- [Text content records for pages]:
○ ○ ○ ○ ○ ○ ○

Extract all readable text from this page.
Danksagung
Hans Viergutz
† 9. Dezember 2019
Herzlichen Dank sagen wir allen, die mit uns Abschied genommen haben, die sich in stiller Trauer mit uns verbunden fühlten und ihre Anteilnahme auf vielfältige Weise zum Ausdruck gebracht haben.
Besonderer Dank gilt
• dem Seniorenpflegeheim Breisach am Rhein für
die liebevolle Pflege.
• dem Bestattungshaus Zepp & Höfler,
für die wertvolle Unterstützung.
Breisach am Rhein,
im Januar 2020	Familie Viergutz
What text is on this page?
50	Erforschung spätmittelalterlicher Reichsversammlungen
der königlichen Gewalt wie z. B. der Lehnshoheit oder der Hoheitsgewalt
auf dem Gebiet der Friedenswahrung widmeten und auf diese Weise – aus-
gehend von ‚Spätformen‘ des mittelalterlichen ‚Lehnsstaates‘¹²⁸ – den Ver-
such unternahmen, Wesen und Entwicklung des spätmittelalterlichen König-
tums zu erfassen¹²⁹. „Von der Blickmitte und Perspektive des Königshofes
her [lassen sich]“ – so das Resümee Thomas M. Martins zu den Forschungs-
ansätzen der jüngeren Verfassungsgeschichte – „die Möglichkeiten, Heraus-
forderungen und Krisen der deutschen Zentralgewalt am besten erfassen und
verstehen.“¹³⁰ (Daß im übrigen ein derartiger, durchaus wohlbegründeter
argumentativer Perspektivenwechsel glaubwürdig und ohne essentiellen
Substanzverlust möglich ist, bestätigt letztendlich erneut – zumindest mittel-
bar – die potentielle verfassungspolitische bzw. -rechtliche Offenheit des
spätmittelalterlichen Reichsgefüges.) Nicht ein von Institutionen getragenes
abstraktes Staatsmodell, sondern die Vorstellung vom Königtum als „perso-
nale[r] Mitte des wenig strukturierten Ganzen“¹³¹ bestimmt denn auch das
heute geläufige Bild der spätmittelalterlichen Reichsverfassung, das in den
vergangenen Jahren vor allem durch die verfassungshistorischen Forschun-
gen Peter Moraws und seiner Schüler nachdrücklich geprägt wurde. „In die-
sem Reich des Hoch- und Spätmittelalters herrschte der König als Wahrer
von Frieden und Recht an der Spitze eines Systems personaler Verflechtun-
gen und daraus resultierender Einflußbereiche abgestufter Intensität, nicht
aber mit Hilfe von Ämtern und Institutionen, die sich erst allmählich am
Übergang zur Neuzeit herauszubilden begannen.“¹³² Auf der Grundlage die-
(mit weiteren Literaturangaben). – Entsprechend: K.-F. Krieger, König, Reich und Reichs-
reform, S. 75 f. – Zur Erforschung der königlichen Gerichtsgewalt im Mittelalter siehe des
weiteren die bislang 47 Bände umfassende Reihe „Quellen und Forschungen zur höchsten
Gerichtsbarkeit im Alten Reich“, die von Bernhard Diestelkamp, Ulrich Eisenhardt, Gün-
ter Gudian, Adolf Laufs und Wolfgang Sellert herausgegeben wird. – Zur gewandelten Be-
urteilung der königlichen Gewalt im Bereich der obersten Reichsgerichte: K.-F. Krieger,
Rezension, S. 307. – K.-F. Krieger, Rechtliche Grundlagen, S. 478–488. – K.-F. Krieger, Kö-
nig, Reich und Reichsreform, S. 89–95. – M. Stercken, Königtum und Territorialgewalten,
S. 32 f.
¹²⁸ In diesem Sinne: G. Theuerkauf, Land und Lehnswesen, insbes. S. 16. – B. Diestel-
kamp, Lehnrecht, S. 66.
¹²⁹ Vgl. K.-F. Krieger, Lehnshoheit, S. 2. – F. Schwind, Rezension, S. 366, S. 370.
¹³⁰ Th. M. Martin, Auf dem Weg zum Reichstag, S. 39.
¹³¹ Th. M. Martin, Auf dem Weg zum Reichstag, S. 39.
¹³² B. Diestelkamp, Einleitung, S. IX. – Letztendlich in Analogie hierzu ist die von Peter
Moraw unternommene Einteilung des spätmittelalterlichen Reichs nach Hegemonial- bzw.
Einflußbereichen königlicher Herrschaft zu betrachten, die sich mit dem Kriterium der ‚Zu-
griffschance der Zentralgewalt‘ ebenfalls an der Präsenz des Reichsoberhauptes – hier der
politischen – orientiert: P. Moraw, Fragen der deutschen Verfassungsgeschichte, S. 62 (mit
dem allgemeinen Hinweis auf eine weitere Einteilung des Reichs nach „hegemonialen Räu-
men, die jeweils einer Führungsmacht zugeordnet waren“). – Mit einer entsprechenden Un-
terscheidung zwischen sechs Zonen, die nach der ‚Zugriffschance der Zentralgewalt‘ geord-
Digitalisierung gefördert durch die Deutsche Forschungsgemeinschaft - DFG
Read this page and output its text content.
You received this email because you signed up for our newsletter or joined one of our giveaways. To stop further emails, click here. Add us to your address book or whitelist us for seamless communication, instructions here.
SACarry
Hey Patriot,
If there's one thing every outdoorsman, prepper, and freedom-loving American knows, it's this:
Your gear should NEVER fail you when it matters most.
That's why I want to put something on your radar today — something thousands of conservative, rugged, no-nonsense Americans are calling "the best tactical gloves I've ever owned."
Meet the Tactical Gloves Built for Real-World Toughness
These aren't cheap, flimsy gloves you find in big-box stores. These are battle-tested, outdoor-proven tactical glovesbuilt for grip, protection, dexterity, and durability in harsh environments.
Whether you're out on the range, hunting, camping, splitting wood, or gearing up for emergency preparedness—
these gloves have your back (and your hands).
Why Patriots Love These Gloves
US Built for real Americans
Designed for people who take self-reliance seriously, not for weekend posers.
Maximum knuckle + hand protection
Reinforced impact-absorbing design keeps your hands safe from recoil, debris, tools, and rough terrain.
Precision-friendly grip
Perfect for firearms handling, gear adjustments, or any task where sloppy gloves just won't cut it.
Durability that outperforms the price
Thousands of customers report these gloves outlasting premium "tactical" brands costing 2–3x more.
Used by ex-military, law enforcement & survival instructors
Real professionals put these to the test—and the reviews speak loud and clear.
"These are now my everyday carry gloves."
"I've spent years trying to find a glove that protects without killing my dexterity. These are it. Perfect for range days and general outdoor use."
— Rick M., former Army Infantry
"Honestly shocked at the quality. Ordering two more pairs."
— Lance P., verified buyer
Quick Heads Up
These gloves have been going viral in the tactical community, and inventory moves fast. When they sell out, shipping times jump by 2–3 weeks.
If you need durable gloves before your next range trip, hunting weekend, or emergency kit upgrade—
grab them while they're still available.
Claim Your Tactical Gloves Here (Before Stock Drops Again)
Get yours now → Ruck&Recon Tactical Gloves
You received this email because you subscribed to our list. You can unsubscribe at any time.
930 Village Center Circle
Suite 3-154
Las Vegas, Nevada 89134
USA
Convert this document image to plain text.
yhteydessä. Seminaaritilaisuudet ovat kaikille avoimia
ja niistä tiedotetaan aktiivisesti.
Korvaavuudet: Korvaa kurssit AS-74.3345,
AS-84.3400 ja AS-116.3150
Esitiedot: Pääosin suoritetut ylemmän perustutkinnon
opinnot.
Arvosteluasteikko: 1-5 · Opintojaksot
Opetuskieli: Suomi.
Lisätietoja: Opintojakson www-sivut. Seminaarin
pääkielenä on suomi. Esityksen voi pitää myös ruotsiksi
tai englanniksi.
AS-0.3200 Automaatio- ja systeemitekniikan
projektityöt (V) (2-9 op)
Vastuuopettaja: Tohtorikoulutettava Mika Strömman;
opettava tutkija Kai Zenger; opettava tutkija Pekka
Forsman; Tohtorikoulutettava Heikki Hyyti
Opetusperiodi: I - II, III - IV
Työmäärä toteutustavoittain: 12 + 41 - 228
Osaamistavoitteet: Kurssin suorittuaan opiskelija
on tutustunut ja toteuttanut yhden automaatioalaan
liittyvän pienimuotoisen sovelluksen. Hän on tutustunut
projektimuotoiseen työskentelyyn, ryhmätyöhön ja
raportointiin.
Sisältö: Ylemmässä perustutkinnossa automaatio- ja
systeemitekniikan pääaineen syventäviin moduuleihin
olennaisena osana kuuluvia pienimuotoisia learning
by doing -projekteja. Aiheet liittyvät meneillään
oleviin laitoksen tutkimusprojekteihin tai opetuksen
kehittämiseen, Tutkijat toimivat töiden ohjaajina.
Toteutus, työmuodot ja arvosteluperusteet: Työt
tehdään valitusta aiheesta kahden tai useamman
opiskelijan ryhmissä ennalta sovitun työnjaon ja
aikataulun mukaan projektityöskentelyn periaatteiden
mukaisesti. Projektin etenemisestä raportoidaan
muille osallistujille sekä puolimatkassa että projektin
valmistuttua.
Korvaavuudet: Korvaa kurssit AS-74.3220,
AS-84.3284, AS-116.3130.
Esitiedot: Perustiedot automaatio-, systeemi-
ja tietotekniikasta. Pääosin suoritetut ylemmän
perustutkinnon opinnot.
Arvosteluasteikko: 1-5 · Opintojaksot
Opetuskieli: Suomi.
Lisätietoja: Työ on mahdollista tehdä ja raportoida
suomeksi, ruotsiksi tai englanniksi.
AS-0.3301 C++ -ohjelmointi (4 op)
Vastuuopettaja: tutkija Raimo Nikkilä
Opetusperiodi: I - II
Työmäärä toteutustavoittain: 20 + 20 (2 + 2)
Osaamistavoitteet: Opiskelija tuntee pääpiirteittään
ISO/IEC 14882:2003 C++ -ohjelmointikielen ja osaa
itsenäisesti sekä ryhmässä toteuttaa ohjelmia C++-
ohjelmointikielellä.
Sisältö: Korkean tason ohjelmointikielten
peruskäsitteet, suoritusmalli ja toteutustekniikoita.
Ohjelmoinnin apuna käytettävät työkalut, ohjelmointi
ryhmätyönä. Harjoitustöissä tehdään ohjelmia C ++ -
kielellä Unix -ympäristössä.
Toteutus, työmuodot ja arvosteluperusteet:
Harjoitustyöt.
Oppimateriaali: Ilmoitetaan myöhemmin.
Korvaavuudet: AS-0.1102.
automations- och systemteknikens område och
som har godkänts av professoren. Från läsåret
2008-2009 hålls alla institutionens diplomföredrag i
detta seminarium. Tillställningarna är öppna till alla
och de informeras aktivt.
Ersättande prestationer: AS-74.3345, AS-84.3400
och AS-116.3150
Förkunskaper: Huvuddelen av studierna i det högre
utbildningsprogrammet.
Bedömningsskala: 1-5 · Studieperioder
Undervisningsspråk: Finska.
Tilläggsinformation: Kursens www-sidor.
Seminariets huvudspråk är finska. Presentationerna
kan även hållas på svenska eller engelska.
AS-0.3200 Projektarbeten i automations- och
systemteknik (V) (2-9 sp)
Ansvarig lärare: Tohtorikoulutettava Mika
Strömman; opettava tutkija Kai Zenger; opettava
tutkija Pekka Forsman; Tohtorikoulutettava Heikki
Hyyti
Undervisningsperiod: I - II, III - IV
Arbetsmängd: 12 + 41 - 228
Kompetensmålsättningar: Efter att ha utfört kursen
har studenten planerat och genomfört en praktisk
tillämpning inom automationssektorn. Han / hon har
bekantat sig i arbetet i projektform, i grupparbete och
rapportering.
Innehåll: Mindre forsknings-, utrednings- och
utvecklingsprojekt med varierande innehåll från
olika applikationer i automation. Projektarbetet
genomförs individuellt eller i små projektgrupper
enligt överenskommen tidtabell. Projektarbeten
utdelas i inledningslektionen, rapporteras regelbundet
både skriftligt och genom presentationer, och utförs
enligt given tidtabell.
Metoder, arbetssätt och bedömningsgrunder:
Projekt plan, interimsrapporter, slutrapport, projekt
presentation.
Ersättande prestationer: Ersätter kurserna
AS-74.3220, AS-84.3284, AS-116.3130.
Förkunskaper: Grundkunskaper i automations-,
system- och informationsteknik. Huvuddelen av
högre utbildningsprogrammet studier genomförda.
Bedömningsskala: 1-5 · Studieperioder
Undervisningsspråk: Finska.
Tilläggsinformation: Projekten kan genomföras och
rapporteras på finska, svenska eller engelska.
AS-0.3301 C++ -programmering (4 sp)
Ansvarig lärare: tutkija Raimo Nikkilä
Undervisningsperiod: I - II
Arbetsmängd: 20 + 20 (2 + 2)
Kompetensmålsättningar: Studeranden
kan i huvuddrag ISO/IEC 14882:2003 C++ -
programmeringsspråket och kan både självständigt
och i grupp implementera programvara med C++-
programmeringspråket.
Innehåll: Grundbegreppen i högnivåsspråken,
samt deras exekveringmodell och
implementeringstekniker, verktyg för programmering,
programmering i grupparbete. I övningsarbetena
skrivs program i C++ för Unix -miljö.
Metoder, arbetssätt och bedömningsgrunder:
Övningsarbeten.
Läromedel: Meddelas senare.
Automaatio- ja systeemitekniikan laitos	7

○ ○ ○ ○ ○ ○ ○

- [EXERCISE]: Each line above that contains the string "sich" should be identified and copied.

- [TASK RESPONSE]:
Herzlichen Dank sagen wir allen, die mit uns Abschied genommen haben, die sich in stiller Trauer mit uns verbunden fühlten und ihre Anteilnahme auf vielfältige Weise zum Ausdruck gebracht haben.
her [lassen sich]“ – so das Resümee Thomas M. Martins zu den Forschungs-
aber mit Hilfe von Ämtern und Institutionen, die sich erst allmählich am
Einflußbereichen königlicher Herrschaft zu betrachten, die sich mit dem Kriterium der ‚Zu-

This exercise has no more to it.